- **AIM**
Repeat the entire listing exactly.

--- START RECORDED INFORMATION ---

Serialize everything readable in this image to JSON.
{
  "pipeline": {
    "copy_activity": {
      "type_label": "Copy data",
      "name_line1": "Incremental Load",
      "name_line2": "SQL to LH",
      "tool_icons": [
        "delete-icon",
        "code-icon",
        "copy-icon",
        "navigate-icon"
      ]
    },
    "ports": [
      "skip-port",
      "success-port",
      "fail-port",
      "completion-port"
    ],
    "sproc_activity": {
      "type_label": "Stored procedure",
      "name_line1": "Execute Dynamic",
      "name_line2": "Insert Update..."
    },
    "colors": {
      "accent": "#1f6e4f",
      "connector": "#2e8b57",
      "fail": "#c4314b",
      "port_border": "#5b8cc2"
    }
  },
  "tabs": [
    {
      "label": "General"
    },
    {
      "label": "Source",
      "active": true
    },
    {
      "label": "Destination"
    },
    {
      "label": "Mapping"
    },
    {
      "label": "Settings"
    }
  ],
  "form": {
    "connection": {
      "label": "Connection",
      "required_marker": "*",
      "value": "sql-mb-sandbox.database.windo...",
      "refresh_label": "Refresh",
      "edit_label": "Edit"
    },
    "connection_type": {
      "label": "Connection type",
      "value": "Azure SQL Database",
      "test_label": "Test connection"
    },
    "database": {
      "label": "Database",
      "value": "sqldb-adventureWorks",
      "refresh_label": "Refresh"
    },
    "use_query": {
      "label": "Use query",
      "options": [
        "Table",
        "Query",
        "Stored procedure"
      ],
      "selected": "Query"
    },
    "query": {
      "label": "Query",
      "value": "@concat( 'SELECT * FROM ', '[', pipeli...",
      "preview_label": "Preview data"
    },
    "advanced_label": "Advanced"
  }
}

--- END RECORDED INFORMATION ---

- **FINAL ANSWER**
Serialize everything readable in this image to JSON.
{
  "pipeline": {
    "copy_activity": {
      "type_label": "Copy data",
      "name_line1": "Incremental Load",
      "name_line2": "SQL to LH",
      "tool_icons": [
        "delete-icon",
        "code-icon",
        "copy-icon",
        "navigate-icon"
      ]
    },
    "ports": [
      "skip-port",
      "success-port",
      "fail-port",
      "completion-port"
    ],
    "sproc_activity": {
      "type_label": "Stored procedure",
      "name_line1": "Execute Dynamic",
      "name_line2": "Insert Update..."
    },
    "colors": {
      "accent": "#1f6e4f",
      "connector": "#2e8b57",
      "fail": "#c4314b",
      "port_border": "#5b8cc2"
    }
  },
  "tabs": [
    {
      "label": "General"
    },
    {
      "label": "Source",
      "active": true
    },
    {
      "label": "Destination"
    },
    {
      "label": "Mapping"
    },
    {
      "label": "Settings"
    }
  ],
  "form": {
    "connection": {
      "label": "Connection",
      "required_marker": "*",
      "value": "sql-mb-sandbox.database.windo...",
      "refresh_label": "Refresh",
      "edit_label": "Edit"
    },
    "connection_type": {
      "label": "Connection type",
      "value": "Azure SQL Database",
      "test_label": "Test connection"
    },
    "database": {
      "label": "Database",
      "value": "sqldb-adventureWorks",
      "refresh_label": "Refresh"
    },
    "use_query": {
      "label": "Use query",
      "options": [
        "Table",
        "Query",
        "Stored procedure"
      ],
      "selected": "Query"
    },
    "query": {
      "label": "Query",
      "value": "@concat( 'SELECT * FROM ', '[', pipeli...",
      "preview_label": "Preview data"
    },
    "advanced_label": "Advanced"
  }
}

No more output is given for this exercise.